Dataset listings of figures
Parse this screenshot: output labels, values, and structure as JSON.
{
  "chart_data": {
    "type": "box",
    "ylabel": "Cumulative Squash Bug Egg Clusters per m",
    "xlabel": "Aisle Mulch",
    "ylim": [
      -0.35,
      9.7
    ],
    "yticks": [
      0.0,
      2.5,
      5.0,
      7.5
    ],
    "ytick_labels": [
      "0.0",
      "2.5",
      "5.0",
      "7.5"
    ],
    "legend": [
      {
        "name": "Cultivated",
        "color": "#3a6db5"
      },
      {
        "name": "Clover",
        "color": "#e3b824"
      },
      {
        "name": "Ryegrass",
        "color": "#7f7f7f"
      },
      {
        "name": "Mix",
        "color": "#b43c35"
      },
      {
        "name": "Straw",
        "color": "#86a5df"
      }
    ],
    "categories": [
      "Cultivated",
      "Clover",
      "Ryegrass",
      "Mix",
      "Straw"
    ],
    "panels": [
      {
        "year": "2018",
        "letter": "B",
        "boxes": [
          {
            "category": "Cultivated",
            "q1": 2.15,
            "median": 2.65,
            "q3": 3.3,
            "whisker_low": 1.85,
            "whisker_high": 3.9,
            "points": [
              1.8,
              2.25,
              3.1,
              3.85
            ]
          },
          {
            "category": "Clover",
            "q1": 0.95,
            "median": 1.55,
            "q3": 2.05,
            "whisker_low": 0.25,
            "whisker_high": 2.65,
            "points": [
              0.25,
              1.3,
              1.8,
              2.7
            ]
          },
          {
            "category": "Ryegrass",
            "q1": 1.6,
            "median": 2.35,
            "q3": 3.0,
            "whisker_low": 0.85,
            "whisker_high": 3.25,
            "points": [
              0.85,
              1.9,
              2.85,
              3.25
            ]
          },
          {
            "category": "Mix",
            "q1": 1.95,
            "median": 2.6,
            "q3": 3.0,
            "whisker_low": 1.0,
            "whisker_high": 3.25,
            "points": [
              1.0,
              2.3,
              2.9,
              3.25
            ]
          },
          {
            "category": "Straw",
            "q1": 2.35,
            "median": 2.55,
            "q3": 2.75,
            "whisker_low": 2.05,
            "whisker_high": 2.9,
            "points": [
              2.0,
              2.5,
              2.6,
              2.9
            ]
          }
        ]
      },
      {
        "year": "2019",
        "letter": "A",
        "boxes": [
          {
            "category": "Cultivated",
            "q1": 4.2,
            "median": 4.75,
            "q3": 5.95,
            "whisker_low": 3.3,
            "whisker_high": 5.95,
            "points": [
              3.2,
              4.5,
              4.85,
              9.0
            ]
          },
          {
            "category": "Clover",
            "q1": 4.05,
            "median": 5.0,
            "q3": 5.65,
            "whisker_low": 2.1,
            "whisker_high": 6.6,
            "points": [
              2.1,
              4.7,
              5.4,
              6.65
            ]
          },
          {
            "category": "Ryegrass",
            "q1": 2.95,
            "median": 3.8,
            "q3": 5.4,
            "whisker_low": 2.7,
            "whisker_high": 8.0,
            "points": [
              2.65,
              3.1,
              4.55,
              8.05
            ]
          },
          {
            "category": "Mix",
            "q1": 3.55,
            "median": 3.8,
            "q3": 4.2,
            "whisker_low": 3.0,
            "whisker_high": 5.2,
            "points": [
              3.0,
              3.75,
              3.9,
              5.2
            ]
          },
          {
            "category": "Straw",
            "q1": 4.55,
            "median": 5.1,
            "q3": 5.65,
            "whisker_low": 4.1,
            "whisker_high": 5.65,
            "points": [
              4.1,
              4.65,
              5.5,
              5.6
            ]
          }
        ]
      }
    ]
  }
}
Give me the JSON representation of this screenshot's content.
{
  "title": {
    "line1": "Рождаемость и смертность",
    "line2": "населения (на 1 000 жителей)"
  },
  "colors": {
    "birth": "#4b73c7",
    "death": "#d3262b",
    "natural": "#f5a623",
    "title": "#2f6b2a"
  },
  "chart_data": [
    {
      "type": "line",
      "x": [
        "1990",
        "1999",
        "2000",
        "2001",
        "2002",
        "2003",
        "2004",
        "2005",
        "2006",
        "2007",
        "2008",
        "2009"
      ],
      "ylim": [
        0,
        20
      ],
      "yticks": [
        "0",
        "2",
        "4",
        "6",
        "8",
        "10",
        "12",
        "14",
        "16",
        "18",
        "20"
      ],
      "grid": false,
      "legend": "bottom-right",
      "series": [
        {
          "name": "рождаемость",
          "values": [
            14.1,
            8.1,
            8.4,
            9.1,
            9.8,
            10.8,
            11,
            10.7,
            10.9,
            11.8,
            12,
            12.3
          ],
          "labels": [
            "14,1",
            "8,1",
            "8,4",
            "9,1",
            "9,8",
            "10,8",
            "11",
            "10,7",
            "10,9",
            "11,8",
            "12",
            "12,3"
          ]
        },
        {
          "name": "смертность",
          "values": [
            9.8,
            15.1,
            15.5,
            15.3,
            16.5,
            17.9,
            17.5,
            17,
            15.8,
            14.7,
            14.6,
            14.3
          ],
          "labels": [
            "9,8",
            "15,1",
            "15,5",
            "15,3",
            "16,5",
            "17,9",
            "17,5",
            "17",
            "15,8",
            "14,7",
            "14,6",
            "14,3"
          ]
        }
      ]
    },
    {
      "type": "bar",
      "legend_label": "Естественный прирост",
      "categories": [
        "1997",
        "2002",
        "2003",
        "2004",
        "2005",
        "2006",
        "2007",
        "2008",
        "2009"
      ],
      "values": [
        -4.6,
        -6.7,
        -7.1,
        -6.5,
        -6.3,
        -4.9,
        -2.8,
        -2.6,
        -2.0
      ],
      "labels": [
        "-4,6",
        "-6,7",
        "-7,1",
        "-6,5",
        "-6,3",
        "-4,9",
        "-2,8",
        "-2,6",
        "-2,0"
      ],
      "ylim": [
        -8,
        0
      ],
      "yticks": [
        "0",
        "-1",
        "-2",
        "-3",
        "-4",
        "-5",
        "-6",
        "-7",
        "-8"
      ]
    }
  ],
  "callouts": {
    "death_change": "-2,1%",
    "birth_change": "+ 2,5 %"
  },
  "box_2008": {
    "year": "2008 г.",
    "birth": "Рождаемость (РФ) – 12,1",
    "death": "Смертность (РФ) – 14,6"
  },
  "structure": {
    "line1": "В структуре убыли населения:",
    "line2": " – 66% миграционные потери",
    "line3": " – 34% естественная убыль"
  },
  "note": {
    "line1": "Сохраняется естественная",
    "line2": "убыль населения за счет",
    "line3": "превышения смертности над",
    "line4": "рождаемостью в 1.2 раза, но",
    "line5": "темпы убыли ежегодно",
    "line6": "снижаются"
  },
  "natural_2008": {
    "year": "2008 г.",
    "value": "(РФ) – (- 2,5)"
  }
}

§ REQUIREMENT:
Across the records above, count the lines holding "Cultivated" and reply with that number alone.

§ RESULT FOR THIS TASK:
4